### PROMPT
Reproduce all of the data word for word.

### SUPPLIED RECORDS
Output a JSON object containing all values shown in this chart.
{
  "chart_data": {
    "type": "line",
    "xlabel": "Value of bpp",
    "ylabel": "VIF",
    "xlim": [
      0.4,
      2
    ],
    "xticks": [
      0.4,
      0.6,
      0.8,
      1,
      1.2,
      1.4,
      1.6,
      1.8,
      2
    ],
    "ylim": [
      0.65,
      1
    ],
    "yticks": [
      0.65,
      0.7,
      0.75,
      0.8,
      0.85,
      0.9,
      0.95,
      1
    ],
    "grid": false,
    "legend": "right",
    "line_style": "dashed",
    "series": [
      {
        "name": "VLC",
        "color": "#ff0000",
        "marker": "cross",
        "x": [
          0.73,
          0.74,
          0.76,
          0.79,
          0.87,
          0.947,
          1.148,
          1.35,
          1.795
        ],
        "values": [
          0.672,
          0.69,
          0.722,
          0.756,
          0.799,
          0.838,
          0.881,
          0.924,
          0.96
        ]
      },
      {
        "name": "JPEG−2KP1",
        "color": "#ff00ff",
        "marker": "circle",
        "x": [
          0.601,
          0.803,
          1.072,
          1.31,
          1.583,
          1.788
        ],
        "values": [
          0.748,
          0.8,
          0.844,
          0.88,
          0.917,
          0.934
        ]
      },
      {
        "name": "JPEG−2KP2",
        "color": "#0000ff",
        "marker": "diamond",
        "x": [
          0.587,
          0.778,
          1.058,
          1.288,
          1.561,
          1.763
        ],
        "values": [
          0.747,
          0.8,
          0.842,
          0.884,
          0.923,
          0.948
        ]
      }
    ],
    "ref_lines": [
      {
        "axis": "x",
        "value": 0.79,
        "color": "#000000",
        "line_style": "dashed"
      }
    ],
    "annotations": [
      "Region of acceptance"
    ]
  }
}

### PROBLEM SOLUTION
Output a JSON object containing all values shown in this chart.
{
  "chart_data": {
    "type": "line",
    "xlabel": "Value of bpp",
    "ylabel": "VIF",
    "xlim": [
      0.4,
      2
    ],
    "xticks": [
      0.4,
      0.6,
      0.8,
      1,
      1.2,
      1.4,
      1.6,
      1.8,
      2
    ],
    "ylim": [
      0.65,
      1
    ],
    "yticks": [
      0.65,
      0.7,
      0.75,
      0.8,
      0.85,
      0.9,
      0.95,
      1
    ],
    "grid": false,
    "legend": "right",
    "line_style": "dashed",
    "series": [
      {
        "name": "VLC",
        "color": "#ff0000",
        "marker": "cross",
        "x": [
          0.73,
          0.74,
          0.76,
          0.79,
          0.87,
          0.947,
          1.148,
          1.35,
          1.795
        ],
        "values": [
          0.672,
          0.69,
          0.722,
          0.756,
          0.799,
          0.838,
          0.881,
          0.924,
          0.96
        ]
      },
      {
        "name": "JPEG−2KP1",
        "color": "#ff00ff",
        "marker": "circle",
        "x": [
          0.601,
          0.803,
          1.072,
          1.31,
          1.583,
          1.788
        ],
        "values": [
          0.748,
          0.8,
          0.844,
          0.88,
          0.917,
          0.934
        ]
      },
      {
        "name": "JPEG−2KP2",
        "color": "#0000ff",
        "marker": "diamond",
        "x": [
          0.587,
          0.778,
          1.058,
          1.288,
          1.561,
          1.763
        ],
        "values": [
          0.747,
          0.8,
          0.842,
          0.884,
          0.923,
          0.948
        ]
      }
    ],
    "ref_lines": [
      {
        "axis": "x",
        "value": 0.79,
        "color": "#000000",
        "line_style": "dashed"
      }
    ],
    "annotations": [
      "Region of acceptance"
    ]
  }
}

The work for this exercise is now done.